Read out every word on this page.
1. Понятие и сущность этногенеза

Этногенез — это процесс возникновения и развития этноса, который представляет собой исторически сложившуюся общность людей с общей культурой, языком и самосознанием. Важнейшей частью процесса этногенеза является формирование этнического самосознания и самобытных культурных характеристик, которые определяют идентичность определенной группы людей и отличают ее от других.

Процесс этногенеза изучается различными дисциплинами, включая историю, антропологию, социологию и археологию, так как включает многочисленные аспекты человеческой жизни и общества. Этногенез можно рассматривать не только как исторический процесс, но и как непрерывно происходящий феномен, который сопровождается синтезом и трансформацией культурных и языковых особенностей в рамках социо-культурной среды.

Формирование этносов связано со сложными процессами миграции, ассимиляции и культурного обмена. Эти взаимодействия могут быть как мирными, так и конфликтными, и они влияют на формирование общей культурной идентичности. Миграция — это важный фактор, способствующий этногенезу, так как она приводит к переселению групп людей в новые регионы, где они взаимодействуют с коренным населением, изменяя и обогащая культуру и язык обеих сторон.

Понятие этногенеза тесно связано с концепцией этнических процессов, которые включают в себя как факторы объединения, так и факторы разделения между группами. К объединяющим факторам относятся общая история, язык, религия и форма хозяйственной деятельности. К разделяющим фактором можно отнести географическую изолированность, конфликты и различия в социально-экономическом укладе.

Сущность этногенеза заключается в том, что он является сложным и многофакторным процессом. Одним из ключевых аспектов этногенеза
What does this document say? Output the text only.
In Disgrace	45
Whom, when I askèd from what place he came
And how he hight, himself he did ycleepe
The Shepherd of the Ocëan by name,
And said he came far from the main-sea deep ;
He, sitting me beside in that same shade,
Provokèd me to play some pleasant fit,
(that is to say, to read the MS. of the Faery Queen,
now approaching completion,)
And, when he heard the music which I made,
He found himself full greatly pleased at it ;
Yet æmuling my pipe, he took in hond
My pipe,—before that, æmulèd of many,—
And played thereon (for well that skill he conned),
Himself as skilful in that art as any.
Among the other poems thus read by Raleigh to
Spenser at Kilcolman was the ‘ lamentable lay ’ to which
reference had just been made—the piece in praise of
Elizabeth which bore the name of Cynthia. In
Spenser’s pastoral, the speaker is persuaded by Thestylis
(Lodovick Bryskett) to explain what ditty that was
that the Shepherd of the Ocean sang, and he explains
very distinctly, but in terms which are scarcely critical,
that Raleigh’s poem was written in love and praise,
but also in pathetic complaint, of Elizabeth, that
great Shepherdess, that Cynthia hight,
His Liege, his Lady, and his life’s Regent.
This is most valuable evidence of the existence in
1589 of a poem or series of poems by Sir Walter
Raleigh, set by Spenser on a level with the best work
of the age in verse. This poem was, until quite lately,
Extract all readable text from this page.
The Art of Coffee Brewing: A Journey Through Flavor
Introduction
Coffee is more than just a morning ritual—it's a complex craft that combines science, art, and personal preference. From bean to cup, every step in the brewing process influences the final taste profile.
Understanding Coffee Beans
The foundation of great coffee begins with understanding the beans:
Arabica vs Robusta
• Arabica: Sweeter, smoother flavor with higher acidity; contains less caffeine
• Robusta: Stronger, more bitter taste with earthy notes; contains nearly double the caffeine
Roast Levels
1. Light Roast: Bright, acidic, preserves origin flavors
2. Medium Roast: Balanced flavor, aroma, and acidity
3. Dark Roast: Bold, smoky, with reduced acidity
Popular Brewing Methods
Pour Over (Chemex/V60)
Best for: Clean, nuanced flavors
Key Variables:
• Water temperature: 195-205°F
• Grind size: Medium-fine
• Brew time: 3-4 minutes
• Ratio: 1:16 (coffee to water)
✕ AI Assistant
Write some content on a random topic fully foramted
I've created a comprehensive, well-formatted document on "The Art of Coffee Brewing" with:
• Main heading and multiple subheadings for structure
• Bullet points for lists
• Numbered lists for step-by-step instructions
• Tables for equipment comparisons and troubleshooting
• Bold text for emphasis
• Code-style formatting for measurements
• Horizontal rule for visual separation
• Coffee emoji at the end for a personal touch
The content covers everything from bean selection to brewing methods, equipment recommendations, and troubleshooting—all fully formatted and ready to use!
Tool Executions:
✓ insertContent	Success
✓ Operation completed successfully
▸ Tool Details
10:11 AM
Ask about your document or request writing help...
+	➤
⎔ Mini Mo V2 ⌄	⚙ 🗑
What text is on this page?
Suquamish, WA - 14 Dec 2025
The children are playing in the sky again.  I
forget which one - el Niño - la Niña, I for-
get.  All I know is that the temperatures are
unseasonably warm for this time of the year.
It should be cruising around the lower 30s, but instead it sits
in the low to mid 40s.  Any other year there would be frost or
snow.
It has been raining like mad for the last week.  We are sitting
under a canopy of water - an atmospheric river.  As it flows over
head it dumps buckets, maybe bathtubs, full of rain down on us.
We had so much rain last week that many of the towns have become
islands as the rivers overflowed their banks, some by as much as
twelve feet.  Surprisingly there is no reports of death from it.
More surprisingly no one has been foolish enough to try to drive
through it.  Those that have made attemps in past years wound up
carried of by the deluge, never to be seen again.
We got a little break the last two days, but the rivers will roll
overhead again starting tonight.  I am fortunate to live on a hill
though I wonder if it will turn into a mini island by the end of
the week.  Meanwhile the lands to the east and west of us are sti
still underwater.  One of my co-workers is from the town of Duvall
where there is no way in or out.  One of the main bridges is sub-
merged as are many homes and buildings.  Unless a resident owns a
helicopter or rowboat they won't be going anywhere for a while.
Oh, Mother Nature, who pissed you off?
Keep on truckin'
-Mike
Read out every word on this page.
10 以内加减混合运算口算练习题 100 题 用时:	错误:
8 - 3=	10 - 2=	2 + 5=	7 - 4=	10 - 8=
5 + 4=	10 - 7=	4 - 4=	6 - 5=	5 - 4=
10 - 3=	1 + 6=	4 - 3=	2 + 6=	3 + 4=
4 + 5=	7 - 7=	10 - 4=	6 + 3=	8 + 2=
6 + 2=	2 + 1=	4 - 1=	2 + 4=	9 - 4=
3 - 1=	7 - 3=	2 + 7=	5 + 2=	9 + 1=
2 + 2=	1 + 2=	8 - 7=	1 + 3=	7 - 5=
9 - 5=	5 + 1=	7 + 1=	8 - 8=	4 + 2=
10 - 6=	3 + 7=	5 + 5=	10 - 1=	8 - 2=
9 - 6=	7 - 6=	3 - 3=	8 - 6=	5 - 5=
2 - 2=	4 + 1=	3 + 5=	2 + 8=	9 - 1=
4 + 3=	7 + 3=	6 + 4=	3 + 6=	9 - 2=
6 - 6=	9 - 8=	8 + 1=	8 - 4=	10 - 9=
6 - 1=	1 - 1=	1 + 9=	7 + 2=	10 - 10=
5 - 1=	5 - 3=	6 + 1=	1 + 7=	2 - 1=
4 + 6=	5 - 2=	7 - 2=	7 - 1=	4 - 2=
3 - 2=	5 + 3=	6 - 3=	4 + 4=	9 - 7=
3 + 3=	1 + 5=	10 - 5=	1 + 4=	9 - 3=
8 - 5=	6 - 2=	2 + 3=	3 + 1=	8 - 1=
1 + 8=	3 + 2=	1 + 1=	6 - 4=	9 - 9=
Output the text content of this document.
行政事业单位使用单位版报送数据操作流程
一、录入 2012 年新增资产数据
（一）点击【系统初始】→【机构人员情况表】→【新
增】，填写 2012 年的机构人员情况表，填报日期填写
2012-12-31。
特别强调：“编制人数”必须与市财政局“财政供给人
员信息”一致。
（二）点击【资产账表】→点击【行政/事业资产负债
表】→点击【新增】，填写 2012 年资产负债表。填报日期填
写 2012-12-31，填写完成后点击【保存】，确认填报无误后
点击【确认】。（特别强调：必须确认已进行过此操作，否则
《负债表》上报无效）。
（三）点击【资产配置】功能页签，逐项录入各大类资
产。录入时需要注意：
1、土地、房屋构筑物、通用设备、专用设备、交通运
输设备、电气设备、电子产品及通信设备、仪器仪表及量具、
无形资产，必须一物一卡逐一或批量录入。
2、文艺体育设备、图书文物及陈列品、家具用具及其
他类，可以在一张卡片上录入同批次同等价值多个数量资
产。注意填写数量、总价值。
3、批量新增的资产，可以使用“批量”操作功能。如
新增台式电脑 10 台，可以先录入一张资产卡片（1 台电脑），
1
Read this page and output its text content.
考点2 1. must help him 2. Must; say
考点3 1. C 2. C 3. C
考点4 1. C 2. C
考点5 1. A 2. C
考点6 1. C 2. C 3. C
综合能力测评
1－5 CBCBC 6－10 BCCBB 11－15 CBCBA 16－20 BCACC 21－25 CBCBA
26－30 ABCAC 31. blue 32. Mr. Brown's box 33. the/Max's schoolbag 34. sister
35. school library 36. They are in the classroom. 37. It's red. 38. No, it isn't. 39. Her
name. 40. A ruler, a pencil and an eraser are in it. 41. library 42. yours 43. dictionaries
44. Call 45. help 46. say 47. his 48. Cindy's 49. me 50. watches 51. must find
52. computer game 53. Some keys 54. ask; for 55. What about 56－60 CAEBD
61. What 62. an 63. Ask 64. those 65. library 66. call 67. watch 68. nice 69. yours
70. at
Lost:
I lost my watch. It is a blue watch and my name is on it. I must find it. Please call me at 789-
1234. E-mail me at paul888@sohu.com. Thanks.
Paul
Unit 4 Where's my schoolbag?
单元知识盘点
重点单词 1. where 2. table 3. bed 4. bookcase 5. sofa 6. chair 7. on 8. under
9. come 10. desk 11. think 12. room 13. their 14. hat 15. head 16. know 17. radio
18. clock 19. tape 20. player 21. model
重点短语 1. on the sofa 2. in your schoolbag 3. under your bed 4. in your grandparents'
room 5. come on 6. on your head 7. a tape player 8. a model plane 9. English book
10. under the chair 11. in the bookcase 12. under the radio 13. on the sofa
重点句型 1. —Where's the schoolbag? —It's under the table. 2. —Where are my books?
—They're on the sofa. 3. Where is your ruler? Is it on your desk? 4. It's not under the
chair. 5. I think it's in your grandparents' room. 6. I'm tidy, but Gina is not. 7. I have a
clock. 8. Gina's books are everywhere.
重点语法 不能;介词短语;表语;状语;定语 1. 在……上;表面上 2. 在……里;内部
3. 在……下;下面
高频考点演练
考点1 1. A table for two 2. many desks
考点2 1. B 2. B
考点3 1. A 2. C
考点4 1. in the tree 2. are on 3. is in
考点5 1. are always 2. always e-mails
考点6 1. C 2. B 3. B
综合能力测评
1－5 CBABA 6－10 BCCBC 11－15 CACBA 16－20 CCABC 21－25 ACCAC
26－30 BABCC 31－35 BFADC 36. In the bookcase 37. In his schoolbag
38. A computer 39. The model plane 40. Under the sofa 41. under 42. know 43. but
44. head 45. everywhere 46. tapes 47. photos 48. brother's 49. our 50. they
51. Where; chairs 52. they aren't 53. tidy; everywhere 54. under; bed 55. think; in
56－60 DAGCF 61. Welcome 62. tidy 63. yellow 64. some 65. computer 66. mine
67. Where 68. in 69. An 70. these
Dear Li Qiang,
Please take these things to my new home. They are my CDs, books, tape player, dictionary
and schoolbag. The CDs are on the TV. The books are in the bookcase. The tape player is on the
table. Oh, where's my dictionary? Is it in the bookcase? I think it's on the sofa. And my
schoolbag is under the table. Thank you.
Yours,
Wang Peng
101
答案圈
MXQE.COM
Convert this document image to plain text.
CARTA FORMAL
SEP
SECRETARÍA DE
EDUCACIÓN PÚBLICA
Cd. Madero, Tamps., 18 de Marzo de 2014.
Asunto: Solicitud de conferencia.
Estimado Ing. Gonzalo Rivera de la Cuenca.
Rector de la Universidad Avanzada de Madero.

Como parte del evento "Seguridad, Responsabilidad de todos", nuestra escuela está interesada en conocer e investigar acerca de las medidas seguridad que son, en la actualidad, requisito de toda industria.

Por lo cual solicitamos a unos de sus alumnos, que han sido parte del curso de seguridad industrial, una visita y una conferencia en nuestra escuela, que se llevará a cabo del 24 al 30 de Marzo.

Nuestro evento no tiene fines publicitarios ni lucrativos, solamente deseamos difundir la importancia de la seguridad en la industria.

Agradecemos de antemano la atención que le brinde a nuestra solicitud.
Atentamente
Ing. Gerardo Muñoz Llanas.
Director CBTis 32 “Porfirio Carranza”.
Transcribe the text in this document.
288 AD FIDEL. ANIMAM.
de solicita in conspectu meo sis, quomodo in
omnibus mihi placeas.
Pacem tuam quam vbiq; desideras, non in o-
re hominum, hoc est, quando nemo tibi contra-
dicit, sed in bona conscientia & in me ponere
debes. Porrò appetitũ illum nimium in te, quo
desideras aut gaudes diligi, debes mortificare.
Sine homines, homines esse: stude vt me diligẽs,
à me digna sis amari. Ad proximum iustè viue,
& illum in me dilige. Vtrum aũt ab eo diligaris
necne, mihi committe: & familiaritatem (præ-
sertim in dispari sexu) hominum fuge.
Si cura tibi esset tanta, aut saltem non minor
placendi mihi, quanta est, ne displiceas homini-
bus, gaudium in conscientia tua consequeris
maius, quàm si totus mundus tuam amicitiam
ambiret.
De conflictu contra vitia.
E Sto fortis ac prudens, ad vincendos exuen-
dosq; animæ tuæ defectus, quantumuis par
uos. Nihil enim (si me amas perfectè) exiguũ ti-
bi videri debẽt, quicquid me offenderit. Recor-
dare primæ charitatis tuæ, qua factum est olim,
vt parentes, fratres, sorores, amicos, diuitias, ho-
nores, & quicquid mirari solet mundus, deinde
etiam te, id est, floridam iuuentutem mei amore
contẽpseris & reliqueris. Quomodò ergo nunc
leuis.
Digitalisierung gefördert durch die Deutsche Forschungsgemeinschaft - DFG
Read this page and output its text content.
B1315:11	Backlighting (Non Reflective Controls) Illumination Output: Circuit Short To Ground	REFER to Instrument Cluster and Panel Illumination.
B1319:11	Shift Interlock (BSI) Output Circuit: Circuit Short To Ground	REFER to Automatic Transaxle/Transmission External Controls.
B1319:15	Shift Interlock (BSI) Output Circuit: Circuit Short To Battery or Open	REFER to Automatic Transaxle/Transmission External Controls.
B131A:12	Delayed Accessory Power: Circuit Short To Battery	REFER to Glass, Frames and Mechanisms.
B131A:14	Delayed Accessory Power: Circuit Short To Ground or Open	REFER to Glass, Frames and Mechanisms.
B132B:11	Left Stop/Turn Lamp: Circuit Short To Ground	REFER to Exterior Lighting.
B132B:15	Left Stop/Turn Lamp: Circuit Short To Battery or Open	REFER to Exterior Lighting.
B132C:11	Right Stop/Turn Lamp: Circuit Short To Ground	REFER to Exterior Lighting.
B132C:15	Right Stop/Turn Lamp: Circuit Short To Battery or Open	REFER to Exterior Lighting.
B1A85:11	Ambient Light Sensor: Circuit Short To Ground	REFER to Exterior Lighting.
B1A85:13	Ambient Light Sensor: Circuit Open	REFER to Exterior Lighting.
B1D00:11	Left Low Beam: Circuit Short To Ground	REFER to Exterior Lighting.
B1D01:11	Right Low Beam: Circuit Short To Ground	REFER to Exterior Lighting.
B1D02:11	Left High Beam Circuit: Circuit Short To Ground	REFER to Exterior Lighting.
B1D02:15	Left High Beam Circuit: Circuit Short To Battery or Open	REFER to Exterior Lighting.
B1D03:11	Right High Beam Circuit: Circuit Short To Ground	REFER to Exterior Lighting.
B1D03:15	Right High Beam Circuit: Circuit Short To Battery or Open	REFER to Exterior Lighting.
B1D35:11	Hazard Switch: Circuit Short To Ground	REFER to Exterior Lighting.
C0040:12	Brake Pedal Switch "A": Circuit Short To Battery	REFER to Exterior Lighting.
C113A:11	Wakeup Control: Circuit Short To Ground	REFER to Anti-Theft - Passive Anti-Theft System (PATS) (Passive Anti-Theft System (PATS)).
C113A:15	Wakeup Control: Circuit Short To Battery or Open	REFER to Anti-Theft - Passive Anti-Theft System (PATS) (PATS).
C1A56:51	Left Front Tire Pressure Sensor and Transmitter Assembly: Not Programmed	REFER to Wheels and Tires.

## WORK TO COMPLETE
Gather each line in the data that holds the string "Switch".

## OUTPUT FOR THIS TASK
B1D35:11	Hazard Switch: Circuit Short To Ground	REFER to Exterior Lighting.
C0040:12	Brake Pedal Switch "A": Circuit Short To Battery	REFER to Exterior Lighting.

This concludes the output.